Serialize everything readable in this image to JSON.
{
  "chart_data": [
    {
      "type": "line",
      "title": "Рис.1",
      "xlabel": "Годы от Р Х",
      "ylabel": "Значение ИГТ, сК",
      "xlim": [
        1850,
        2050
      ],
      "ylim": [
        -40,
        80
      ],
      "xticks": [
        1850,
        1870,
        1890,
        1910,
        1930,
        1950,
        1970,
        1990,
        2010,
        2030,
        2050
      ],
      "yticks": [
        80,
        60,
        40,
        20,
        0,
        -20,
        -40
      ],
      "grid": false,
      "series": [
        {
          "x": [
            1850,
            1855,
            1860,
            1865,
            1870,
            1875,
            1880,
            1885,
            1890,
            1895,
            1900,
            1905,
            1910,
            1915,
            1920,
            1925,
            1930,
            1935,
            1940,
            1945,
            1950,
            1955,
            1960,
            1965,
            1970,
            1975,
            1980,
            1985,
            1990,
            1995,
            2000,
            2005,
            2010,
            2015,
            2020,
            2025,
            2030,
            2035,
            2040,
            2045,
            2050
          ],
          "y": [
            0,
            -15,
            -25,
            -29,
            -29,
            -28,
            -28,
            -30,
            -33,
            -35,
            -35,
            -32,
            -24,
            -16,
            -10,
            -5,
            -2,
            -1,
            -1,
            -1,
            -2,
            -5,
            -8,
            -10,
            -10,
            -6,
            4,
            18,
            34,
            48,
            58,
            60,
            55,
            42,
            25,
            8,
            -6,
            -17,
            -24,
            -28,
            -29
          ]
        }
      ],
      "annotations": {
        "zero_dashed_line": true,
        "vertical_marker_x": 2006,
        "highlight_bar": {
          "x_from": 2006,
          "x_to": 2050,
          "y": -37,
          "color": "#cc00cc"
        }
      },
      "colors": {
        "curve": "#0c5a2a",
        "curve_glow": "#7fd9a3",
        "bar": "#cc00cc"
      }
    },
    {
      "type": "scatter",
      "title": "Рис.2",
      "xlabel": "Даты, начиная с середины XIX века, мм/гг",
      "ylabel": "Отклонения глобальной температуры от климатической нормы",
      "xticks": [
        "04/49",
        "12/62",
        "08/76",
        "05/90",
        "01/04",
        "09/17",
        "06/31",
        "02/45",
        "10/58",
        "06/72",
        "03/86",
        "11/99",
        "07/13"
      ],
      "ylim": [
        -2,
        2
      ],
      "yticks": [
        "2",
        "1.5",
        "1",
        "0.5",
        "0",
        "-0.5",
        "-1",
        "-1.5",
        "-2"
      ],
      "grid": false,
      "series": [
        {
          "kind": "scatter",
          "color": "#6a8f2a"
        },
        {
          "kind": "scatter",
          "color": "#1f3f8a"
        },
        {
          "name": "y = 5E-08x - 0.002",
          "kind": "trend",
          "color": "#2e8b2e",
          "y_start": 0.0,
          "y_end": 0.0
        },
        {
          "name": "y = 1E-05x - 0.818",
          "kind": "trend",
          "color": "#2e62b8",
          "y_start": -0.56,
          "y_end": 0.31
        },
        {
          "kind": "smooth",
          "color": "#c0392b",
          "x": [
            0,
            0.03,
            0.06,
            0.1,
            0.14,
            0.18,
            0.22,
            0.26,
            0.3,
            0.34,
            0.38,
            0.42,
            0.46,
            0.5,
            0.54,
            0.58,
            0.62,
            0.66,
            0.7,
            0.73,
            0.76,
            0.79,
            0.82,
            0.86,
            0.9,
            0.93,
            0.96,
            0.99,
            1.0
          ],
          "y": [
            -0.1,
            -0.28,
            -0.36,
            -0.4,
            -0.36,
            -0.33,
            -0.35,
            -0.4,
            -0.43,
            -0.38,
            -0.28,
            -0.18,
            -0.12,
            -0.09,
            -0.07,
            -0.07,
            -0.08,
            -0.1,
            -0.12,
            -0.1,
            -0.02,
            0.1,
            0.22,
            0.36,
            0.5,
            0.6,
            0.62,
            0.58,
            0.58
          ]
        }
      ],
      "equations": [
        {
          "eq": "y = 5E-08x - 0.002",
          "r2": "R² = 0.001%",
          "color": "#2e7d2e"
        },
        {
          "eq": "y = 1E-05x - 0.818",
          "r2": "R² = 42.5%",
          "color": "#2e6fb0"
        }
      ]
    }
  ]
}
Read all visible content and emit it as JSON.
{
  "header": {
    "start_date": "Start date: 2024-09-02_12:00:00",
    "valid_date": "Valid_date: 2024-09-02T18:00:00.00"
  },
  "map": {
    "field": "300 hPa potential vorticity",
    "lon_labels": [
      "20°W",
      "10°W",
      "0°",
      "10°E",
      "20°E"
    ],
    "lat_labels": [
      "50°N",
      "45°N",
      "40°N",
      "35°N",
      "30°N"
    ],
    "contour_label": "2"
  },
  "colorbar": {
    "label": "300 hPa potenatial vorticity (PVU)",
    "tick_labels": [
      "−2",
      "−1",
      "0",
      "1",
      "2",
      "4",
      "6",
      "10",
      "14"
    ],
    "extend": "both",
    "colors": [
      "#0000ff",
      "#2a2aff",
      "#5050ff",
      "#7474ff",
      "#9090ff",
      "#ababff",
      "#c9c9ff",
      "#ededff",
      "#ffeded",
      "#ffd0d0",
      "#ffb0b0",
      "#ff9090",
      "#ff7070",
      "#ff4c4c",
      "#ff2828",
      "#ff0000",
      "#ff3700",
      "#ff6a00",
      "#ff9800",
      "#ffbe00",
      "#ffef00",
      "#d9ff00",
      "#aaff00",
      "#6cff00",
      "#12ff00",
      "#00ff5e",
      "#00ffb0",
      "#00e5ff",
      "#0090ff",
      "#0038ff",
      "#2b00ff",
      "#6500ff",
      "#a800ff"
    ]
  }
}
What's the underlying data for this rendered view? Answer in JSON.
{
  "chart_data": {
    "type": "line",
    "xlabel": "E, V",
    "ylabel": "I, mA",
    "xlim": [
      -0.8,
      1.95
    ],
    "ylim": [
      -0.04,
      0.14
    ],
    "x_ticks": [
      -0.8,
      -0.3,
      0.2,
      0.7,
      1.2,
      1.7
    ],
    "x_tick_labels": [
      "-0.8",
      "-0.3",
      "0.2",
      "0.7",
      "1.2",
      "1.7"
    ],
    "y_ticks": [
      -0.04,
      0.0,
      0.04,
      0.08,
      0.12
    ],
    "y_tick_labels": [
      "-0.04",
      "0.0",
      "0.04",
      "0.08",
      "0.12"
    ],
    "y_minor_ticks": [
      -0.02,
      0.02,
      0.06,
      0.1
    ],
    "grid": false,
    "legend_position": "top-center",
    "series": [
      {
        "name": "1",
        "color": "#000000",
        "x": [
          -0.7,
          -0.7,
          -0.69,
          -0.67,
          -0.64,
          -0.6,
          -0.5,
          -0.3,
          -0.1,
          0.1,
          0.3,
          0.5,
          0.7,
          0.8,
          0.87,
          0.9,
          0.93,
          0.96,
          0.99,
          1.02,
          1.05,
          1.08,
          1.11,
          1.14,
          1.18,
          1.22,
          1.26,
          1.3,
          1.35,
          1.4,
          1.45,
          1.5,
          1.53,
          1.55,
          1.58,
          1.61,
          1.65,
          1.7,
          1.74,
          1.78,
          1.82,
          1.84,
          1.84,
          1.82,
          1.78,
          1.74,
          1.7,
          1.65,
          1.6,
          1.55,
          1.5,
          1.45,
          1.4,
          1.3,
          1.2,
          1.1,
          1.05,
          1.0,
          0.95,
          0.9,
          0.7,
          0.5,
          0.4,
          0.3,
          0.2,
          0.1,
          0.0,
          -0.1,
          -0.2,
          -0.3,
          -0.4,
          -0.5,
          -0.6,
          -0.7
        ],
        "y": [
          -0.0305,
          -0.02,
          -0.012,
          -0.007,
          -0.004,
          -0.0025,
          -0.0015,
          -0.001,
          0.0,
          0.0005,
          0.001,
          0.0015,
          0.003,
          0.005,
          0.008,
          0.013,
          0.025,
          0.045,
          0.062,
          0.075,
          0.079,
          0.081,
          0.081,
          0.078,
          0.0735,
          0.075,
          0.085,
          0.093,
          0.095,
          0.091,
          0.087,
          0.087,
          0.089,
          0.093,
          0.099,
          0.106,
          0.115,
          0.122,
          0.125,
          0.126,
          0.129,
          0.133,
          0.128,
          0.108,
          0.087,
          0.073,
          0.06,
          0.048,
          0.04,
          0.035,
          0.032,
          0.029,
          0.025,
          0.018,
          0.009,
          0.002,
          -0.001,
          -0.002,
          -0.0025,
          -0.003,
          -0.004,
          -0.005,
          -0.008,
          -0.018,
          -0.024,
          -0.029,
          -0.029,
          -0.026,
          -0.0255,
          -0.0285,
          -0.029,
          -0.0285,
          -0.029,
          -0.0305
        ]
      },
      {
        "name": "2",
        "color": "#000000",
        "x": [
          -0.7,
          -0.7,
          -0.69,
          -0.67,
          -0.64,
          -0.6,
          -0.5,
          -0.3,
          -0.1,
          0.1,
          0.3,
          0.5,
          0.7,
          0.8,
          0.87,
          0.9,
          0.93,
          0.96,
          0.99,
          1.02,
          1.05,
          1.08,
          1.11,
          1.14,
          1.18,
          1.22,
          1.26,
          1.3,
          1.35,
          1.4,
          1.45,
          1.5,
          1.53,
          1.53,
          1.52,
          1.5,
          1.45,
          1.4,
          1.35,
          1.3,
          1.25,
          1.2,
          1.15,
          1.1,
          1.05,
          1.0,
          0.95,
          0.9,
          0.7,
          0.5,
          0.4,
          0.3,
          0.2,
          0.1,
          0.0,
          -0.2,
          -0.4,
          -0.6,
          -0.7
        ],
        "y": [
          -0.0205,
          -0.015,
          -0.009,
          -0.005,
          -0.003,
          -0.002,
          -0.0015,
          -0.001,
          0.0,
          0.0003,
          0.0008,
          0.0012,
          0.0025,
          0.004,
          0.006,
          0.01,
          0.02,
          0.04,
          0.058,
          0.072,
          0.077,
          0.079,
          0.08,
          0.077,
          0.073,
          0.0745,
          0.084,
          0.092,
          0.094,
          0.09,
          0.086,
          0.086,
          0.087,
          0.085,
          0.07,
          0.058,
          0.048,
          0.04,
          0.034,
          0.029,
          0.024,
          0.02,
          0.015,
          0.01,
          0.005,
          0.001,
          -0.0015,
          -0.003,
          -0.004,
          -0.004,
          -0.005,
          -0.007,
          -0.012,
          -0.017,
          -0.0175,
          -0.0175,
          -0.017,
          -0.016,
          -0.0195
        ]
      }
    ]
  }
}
※
Read the entries and show each line that mentions "vorticity".

    "field": "300 hPa potential vorticity",
    "label": "300 hPa potenatial vorticity (PVU)",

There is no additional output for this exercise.